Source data
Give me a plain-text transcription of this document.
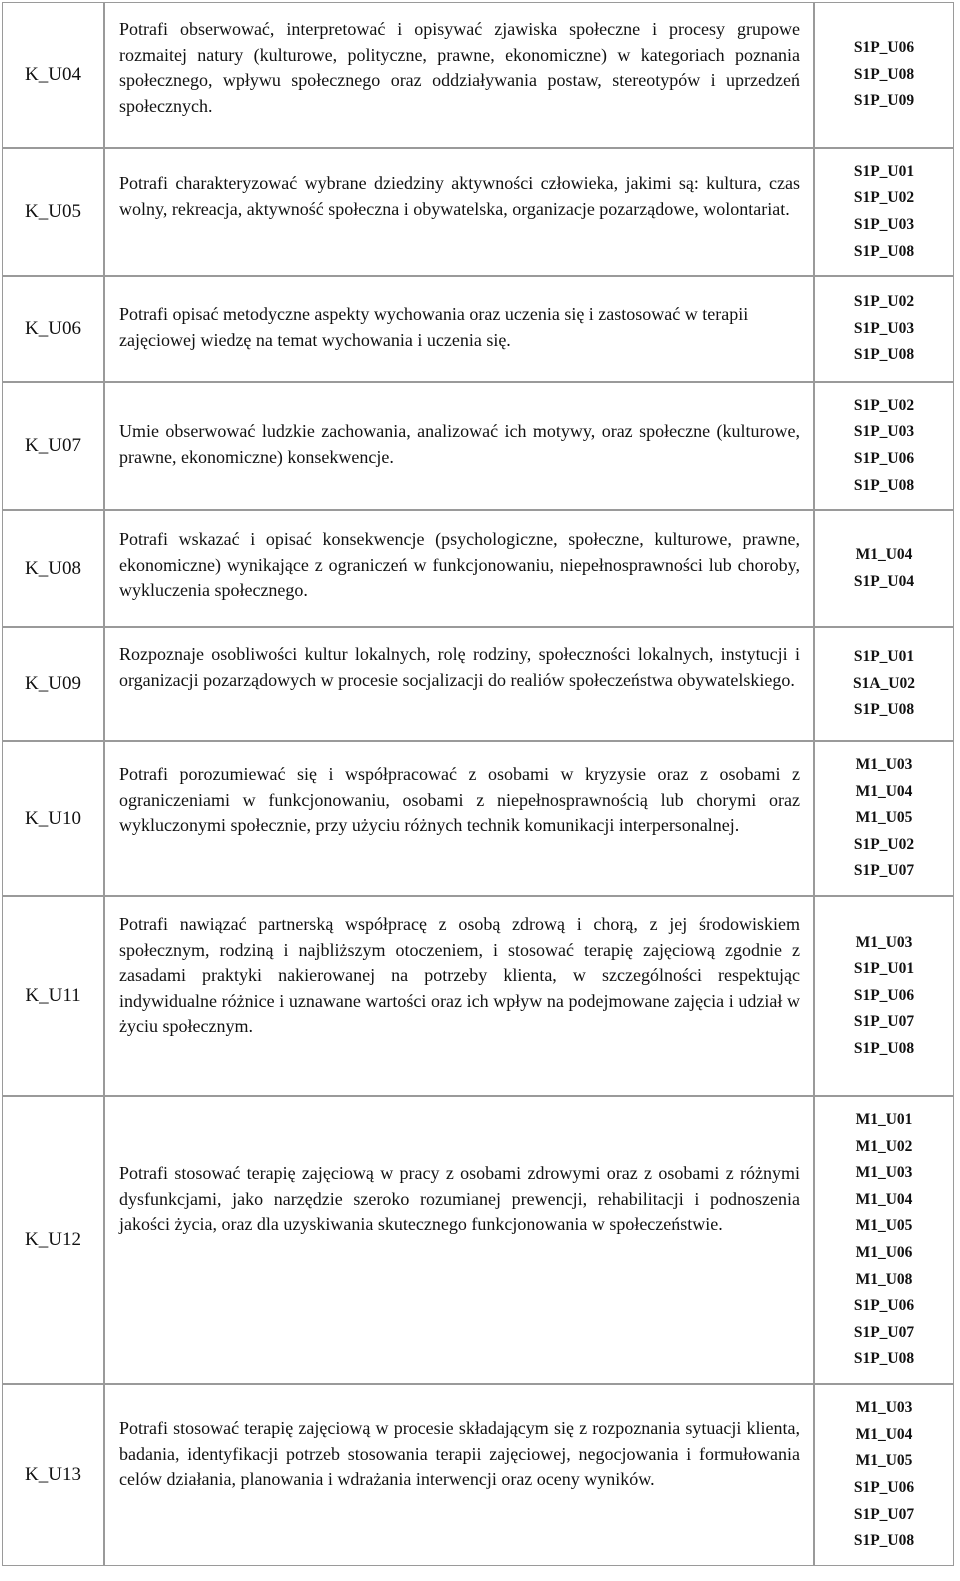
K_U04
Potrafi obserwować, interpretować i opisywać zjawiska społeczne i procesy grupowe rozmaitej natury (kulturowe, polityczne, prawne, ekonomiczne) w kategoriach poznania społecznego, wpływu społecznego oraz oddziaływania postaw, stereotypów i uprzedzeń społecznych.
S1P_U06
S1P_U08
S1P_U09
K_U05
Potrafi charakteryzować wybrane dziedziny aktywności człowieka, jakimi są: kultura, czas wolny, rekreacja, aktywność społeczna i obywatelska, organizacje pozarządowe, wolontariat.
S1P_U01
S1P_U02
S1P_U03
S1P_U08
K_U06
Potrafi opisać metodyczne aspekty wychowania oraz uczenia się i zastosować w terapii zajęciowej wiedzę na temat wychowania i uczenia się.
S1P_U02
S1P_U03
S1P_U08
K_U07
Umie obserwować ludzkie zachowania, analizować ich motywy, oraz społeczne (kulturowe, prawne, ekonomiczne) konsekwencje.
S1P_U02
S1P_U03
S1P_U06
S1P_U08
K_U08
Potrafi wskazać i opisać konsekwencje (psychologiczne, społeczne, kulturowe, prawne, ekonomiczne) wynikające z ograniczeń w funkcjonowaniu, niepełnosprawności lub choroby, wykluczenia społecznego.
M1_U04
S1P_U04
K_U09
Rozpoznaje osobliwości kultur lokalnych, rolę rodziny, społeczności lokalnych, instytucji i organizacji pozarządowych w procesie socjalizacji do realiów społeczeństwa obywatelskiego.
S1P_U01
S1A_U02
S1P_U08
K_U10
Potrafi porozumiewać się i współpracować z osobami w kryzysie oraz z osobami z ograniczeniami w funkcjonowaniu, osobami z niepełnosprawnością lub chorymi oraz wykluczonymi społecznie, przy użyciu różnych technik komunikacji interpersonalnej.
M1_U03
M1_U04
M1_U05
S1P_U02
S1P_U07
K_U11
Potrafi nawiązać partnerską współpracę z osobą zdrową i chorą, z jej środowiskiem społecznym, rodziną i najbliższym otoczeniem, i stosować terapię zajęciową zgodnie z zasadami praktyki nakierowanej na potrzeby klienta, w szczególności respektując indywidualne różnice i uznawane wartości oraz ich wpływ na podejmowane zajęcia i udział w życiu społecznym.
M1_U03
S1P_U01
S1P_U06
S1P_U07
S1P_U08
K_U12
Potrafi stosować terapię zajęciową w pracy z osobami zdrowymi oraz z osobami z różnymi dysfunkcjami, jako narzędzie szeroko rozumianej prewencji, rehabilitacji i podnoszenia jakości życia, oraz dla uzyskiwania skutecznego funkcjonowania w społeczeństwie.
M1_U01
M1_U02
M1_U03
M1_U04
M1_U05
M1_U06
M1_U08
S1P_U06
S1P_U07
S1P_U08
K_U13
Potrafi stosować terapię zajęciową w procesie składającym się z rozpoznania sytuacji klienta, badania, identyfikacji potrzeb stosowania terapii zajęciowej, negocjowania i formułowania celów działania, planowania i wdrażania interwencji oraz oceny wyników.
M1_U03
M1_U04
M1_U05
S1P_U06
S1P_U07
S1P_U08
---
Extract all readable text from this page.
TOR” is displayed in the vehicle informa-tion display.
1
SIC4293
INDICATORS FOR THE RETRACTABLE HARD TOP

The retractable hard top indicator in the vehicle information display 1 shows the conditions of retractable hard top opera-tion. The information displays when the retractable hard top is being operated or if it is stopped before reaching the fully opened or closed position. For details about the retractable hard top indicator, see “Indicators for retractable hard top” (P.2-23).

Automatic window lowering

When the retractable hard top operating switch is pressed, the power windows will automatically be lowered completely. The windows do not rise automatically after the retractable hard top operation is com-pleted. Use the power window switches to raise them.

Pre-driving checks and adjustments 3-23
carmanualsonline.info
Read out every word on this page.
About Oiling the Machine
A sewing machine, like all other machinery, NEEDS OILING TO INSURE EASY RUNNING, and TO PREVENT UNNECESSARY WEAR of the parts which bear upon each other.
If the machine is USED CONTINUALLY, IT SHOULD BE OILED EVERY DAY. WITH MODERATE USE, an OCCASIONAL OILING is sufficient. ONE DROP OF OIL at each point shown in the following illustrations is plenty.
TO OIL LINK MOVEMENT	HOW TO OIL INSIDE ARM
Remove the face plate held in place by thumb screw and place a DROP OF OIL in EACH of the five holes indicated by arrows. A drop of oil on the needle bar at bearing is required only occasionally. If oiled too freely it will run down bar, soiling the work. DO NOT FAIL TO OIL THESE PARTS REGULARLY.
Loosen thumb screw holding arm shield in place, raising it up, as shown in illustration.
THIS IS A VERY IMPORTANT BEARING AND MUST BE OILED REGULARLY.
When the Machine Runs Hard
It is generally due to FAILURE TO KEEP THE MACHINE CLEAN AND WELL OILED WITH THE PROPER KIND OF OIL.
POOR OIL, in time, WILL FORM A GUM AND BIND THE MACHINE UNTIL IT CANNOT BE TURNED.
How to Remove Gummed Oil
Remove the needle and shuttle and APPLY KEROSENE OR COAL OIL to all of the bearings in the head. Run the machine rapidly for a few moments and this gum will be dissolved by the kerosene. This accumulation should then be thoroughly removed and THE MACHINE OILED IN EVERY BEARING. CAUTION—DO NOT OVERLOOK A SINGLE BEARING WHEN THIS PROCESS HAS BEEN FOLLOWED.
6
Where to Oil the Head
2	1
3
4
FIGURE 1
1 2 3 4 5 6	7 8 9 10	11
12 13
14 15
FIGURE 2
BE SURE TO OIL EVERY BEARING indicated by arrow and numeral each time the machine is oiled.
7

**Exercise objective**
Lines containing the string "vehicle" are to be selected and copied.

**Final result**
TOR” is displayed in the vehicle informa-tion display.
The retractable hard top indicator in the vehicle information display 1 shows the conditions of retractable hard top opera-tion. The information displays when the retractable hard top is being operated or if it is stopped before reaching the fully opened or closed position. For details about the retractable hard top indicator, see “Indicators for retractable hard top” (P.2-23).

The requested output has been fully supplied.